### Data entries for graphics
· · · ·
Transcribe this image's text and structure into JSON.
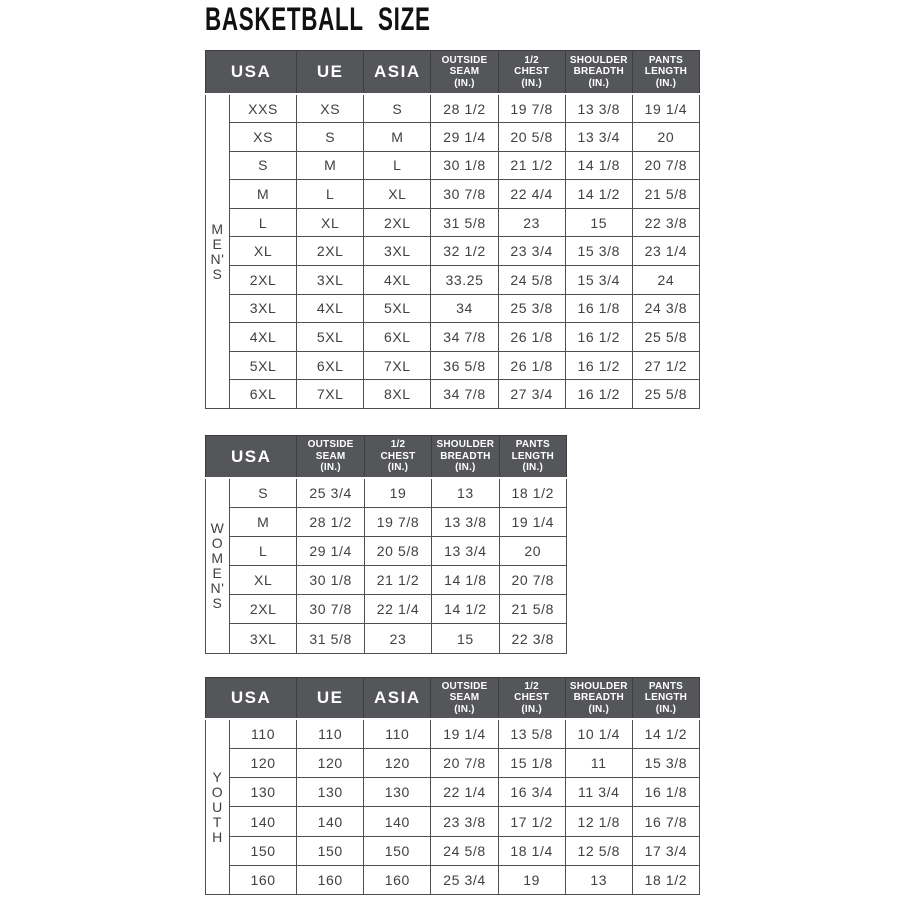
{
  "title": "BASKETBALL SIZE",
  "colors": {
    "header_bg": "#55565a",
    "header_text": "#ffffff",
    "body_text": "#414042",
    "border": "#4f5052",
    "title_text": "#111111",
    "page_bg": "#ffffff"
  },
  "tables": [
    {
      "id": "mens",
      "section_label": "MEN'S",
      "label_letters": [
        "M",
        "E",
        "N'",
        "S"
      ],
      "headers": [
        [
          "USA"
        ],
        [
          "UE"
        ],
        [
          "ASIA"
        ],
        [
          "OUTSIDE",
          "SEAM",
          "(IN.)"
        ],
        [
          "1/2",
          "CHEST",
          "(IN.)"
        ],
        [
          "SHOULDER",
          "BREADTH",
          "(IN.)"
        ],
        [
          "PANTS",
          "LENGTH",
          "(IN.)"
        ]
      ],
      "rows": [
        [
          "XXS",
          "XS",
          "S",
          "28 1/2",
          "19 7/8",
          "13 3/8",
          "19 1/4"
        ],
        [
          "XS",
          "S",
          "M",
          "29 1/4",
          "20 5/8",
          "13 3/4",
          "20"
        ],
        [
          "S",
          "M",
          "L",
          "30 1/8",
          "21 1/2",
          "14 1/8",
          "20 7/8"
        ],
        [
          "M",
          "L",
          "XL",
          "30 7/8",
          "22 4/4",
          "14 1/2",
          "21 5/8"
        ],
        [
          "L",
          "XL",
          "2XL",
          "31 5/8",
          "23",
          "15",
          "22 3/8"
        ],
        [
          "XL",
          "2XL",
          "3XL",
          "32 1/2",
          "23 3/4",
          "15 3/8",
          "23 1/4"
        ],
        [
          "2XL",
          "3XL",
          "4XL",
          "33.25",
          "24 5/8",
          "15 3/4",
          "24"
        ],
        [
          "3XL",
          "4XL",
          "5XL",
          "34",
          "25 3/8",
          "16 1/8",
          "24 3/8"
        ],
        [
          "4XL",
          "5XL",
          "6XL",
          "34 7/8",
          "26 1/8",
          "16 1/2",
          "25 5/8"
        ],
        [
          "5XL",
          "6XL",
          "7XL",
          "36 5/8",
          "26 1/8",
          "16 1/2",
          "27 1/2"
        ],
        [
          "6XL",
          "7XL",
          "8XL",
          "34 7/8",
          "27 3/4",
          "16 1/2",
          "25 5/8"
        ]
      ]
    },
    {
      "id": "womens",
      "section_label": "WOMEN'S",
      "label_letters": [
        "W",
        "O",
        "M",
        "E",
        "N'",
        "S"
      ],
      "headers": [
        [
          "USA"
        ],
        [
          "OUTSIDE",
          "SEAM",
          "(IN.)"
        ],
        [
          "1/2",
          "CHEST",
          "(IN.)"
        ],
        [
          "SHOULDER",
          "BREADTH",
          "(IN.)"
        ],
        [
          "PANTS",
          "LENGTH",
          "(IN.)"
        ]
      ],
      "rows": [
        [
          "S",
          "25 3/4",
          "19",
          "13",
          "18 1/2"
        ],
        [
          "M",
          "28 1/2",
          "19 7/8",
          "13 3/8",
          "19 1/4"
        ],
        [
          "L",
          "29 1/4",
          "20 5/8",
          "13 3/4",
          "20"
        ],
        [
          "XL",
          "30 1/8",
          "21 1/2",
          "14 1/8",
          "20 7/8"
        ],
        [
          "2XL",
          "30 7/8",
          "22 1/4",
          "14 1/2",
          "21 5/8"
        ],
        [
          "3XL",
          "31 5/8",
          "23",
          "15",
          "22 3/8"
        ]
      ]
    },
    {
      "id": "youth",
      "section_label": "YOUTH",
      "label_letters": [
        "Y",
        "O",
        "U",
        "T",
        "H"
      ],
      "headers": [
        [
          "USA"
        ],
        [
          "UE"
        ],
        [
          "ASIA"
        ],
        [
          "OUTSIDE",
          "SEAM",
          "(IN.)"
        ],
        [
          "1/2",
          "CHEST",
          "(IN.)"
        ],
        [
          "SHOULDER",
          "BREADTH",
          "(IN.)"
        ],
        [
          "PANTS",
          "LENGTH",
          "(IN.)"
        ]
      ],
      "rows": [
        [
          "110",
          "110",
          "110",
          "19 1/4",
          "13 5/8",
          "10 1/4",
          "14 1/2"
        ],
        [
          "120",
          "120",
          "120",
          "20 7/8",
          "15 1/8",
          "11",
          "15 3/8"
        ],
        [
          "130",
          "130",
          "130",
          "22 1/4",
          "16 3/4",
          "11 3/4",
          "16 1/8"
        ],
        [
          "140",
          "140",
          "140",
          "23 3/8",
          "17 1/2",
          "12 1/8",
          "16 7/8"
        ],
        [
          "150",
          "150",
          "150",
          "24 5/8",
          "18 1/4",
          "12 5/8",
          "17 3/4"
        ],
        [
          "160",
          "160",
          "160",
          "25 3/4",
          "19",
          "13",
          "18 1/2"
        ]
      ]
    }
  ]
}
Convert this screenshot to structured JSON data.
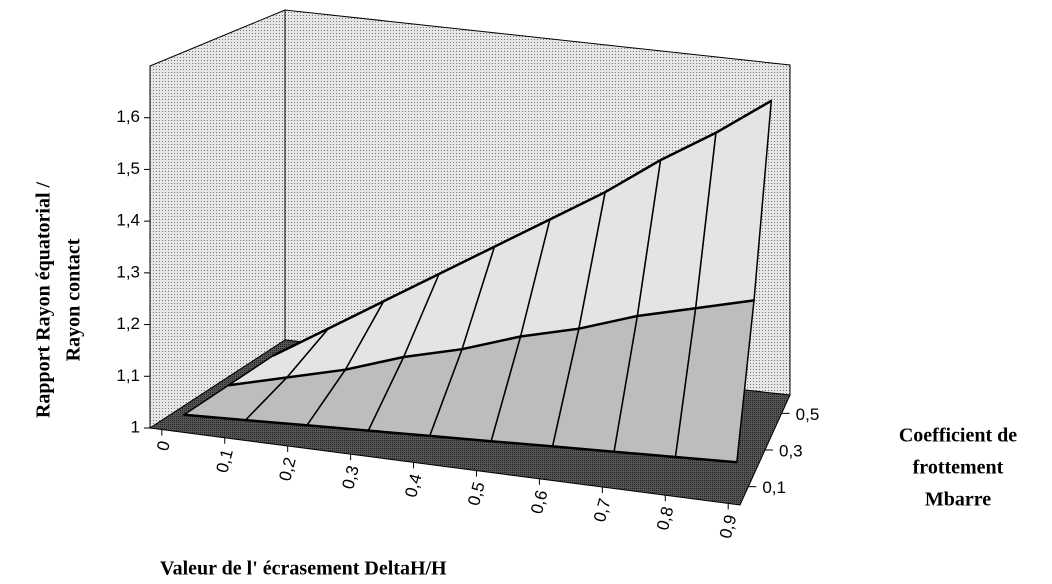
{
  "chart_data": {
    "type": "surface",
    "z_axis_label": [
      "Rapport Rayon équatorial /",
      "Rayon contact"
    ],
    "x_axis_label": "Valeur de l' écrasement DeltaH/H",
    "depth_axis_label": [
      "Coefficient de",
      "frottement",
      "Mbarre"
    ],
    "categories": [
      "0",
      "0,1",
      "0,2",
      "0,3",
      "0,4",
      "0,5",
      "0,6",
      "0,7",
      "0,8",
      "0,9"
    ],
    "series": [
      {
        "name": "0,1",
        "values": [
          1,
          1.005,
          1.01,
          1.015,
          1.02,
          1.025,
          1.03,
          1.035,
          1.04,
          1.045
        ]
      },
      {
        "name": "0,3",
        "values": [
          1,
          1.03,
          1.06,
          1.1,
          1.13,
          1.17,
          1.2,
          1.24,
          1.27,
          1.3
        ]
      },
      {
        "name": "0,5",
        "values": [
          1,
          1.07,
          1.14,
          1.21,
          1.28,
          1.35,
          1.42,
          1.5,
          1.57,
          1.65
        ]
      }
    ],
    "zlim": [
      1,
      1.7
    ],
    "zticks": [
      1,
      {
        "value": 1.1,
        "label": "1,1"
      },
      {
        "value": 1.2,
        "label": "1,2"
      },
      {
        "value": 1.3,
        "label": "1,3"
      },
      {
        "value": 1.4,
        "label": "1,4"
      },
      {
        "value": 1.5,
        "label": "1,5"
      },
      {
        "value": 1.6,
        "label": "1,6"
      }
    ]
  }
}
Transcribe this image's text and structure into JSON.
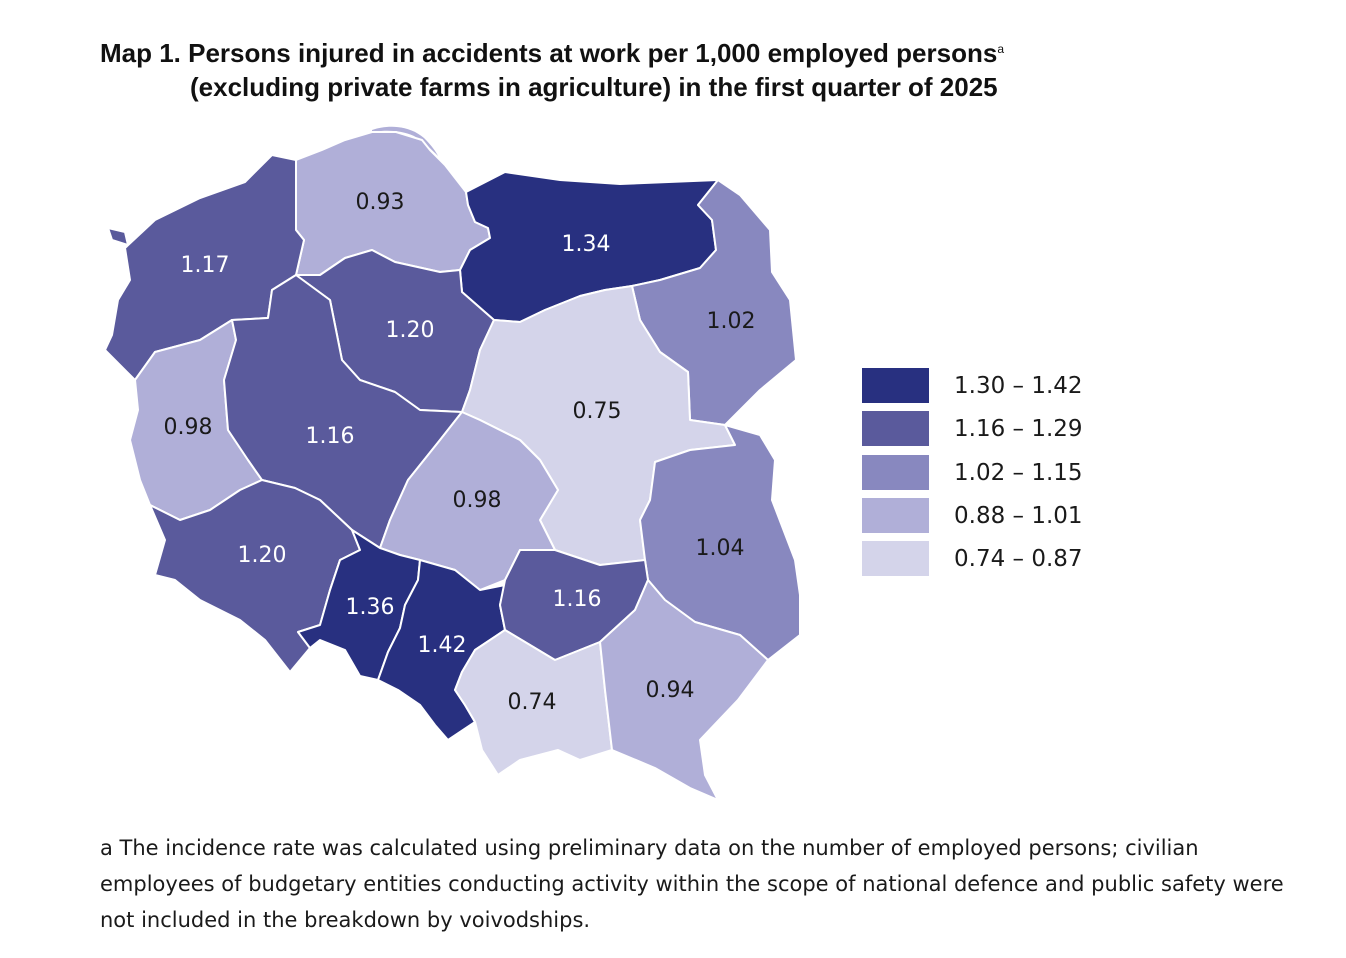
{
  "title": {
    "line1": "Map 1. Persons injured in accidents at work per 1,000 employed persons",
    "sup": "a",
    "line2": "(excluding private farms in agriculture) in the first quarter of 2025"
  },
  "colors": {
    "c1": "#283080",
    "c2": "#5a5a9c",
    "c3": "#8888bf",
    "c4": "#b0afd8",
    "c5": "#d4d4ea",
    "label_dark": "#ffffff",
    "label_light": "#1a1a1a",
    "water": "#b0afd8"
  },
  "legend": [
    {
      "label": "1.30 – 1.42",
      "color": "#283080"
    },
    {
      "label": "1.16 – 1.29",
      "color": "#5a5a9c"
    },
    {
      "label": "1.02 – 1.15",
      "color": "#8888bf"
    },
    {
      "label": "0.88 – 1.01",
      "color": "#b0afd8"
    },
    {
      "label": "0.74 – 0.87",
      "color": "#d4d4ea"
    }
  ],
  "regions": [
    {
      "id": "pomorskie",
      "value": "0.93",
      "class": 4
    },
    {
      "id": "warminsko-mazurskie",
      "value": "1.34",
      "class": 1
    },
    {
      "id": "zachodniopomorskie",
      "value": "1.17",
      "class": 2
    },
    {
      "id": "kujawsko-pomorskie",
      "value": "1.20",
      "class": 2
    },
    {
      "id": "podlaskie",
      "value": "1.02",
      "class": 3
    },
    {
      "id": "lubuskie",
      "value": "0.98",
      "class": 4
    },
    {
      "id": "wielkopolskie",
      "value": "1.16",
      "class": 2
    },
    {
      "id": "mazowieckie",
      "value": "0.75",
      "class": 5
    },
    {
      "id": "lodzkie",
      "value": "0.98",
      "class": 4
    },
    {
      "id": "dolnoslaskie",
      "value": "1.20",
      "class": 2
    },
    {
      "id": "lubelskie",
      "value": "1.04",
      "class": 3
    },
    {
      "id": "opolskie",
      "value": "1.36",
      "class": 1
    },
    {
      "id": "slaskie",
      "value": "1.42",
      "class": 1
    },
    {
      "id": "swietokrzyskie",
      "value": "1.16",
      "class": 2
    },
    {
      "id": "malopolskie",
      "value": "0.74",
      "class": 5
    },
    {
      "id": "podkarpackie",
      "value": "0.94",
      "class": 4
    }
  ],
  "footnote": "a The incidence rate was calculated using preliminary data on the number of employed persons; civilian employees of budgetary entities conducting activity within the scope of national defence and public safety were not included in the breakdown by voivodships."
}
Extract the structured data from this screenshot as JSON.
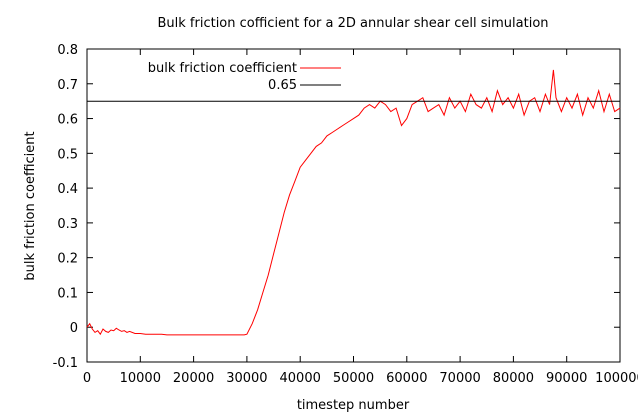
{
  "chart_data": {
    "type": "line",
    "title": "Bulk friction cofficient for a 2D annular shear cell simulation",
    "xlabel": "timestep number",
    "ylabel": "bulk friction coefficient",
    "xlim": [
      0,
      100000
    ],
    "ylim": [
      -0.1,
      0.8
    ],
    "xticks": [
      0,
      10000,
      20000,
      30000,
      40000,
      50000,
      60000,
      70000,
      80000,
      90000,
      100000
    ],
    "xtick_labels": [
      "0",
      "10000",
      "20000",
      "30000",
      "40000",
      "50000",
      "60000",
      "70000",
      "80000",
      "90000",
      "100000"
    ],
    "yticks": [
      -0.1,
      0,
      0.1,
      0.2,
      0.3,
      0.4,
      0.5,
      0.6,
      0.7,
      0.8
    ],
    "ytick_labels": [
      "-0.1",
      "0",
      "0.1",
      "0.2",
      "0.3",
      "0.4",
      "0.5",
      "0.6",
      "0.7",
      "0.8"
    ],
    "grid": false,
    "legend_position": "top-left",
    "series": [
      {
        "name": "bulk friction coefficient",
        "color": "#ff0000",
        "x": [
          0,
          500,
          1000,
          1500,
          2000,
          2500,
          3000,
          3500,
          4000,
          4500,
          5000,
          5500,
          6000,
          6500,
          7000,
          7500,
          8000,
          9000,
          10000,
          11000,
          12000,
          13000,
          14000,
          15000,
          20000,
          25000,
          29500,
          30000,
          31000,
          32000,
          33000,
          34000,
          35000,
          36000,
          37000,
          38000,
          39000,
          40000,
          41000,
          42000,
          43000,
          44000,
          45000,
          46000,
          47000,
          48000,
          49000,
          50000,
          51000,
          52000,
          53000,
          54000,
          55000,
          56000,
          57000,
          58000,
          59000,
          60000,
          61000,
          62000,
          63000,
          64000,
          65000,
          66000,
          67000,
          68000,
          69000,
          70000,
          71000,
          72000,
          73000,
          74000,
          75000,
          76000,
          77000,
          78000,
          79000,
          80000,
          81000,
          82000,
          83000,
          84000,
          85000,
          86000,
          86800,
          87500,
          88000,
          89000,
          90000,
          91000,
          92000,
          93000,
          94000,
          95000,
          96000,
          97000,
          98000,
          99000,
          100000
        ],
        "y": [
          0.0,
          0.01,
          -0.005,
          -0.015,
          -0.01,
          -0.02,
          -0.005,
          -0.012,
          -0.015,
          -0.008,
          -0.01,
          -0.003,
          -0.008,
          -0.012,
          -0.01,
          -0.015,
          -0.012,
          -0.018,
          -0.018,
          -0.02,
          -0.02,
          -0.02,
          -0.02,
          -0.022,
          -0.022,
          -0.022,
          -0.022,
          -0.02,
          0.01,
          0.05,
          0.1,
          0.15,
          0.21,
          0.27,
          0.33,
          0.38,
          0.42,
          0.46,
          0.48,
          0.5,
          0.52,
          0.53,
          0.55,
          0.56,
          0.57,
          0.58,
          0.59,
          0.6,
          0.61,
          0.63,
          0.64,
          0.63,
          0.65,
          0.64,
          0.62,
          0.63,
          0.58,
          0.6,
          0.64,
          0.65,
          0.66,
          0.62,
          0.63,
          0.64,
          0.61,
          0.66,
          0.63,
          0.65,
          0.62,
          0.67,
          0.64,
          0.63,
          0.66,
          0.62,
          0.68,
          0.64,
          0.66,
          0.63,
          0.67,
          0.61,
          0.65,
          0.66,
          0.62,
          0.67,
          0.64,
          0.74,
          0.66,
          0.62,
          0.66,
          0.63,
          0.67,
          0.61,
          0.66,
          0.63,
          0.68,
          0.62,
          0.67,
          0.62,
          0.63
        ]
      },
      {
        "name": "0.65",
        "color": "#000000",
        "x": [
          0,
          100000
        ],
        "y": [
          0.65,
          0.65
        ]
      }
    ]
  }
}
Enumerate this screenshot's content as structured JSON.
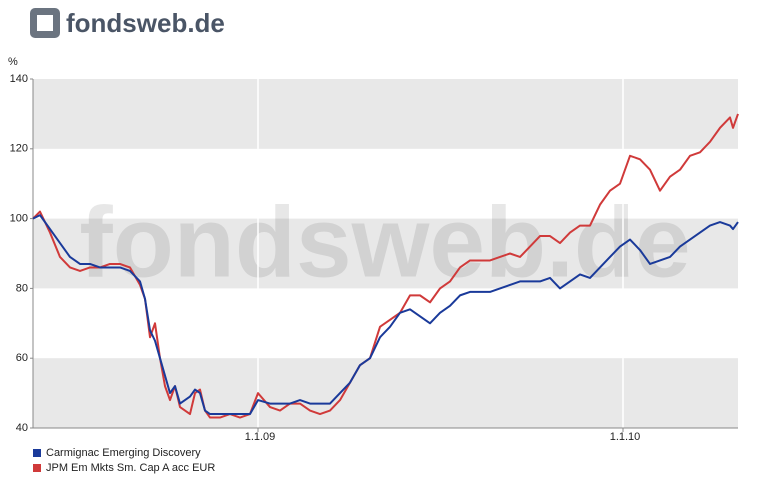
· · · ·
### Aim of the task
Reply with nothing except the number of lines in the listing above that include "this".

### Task output
5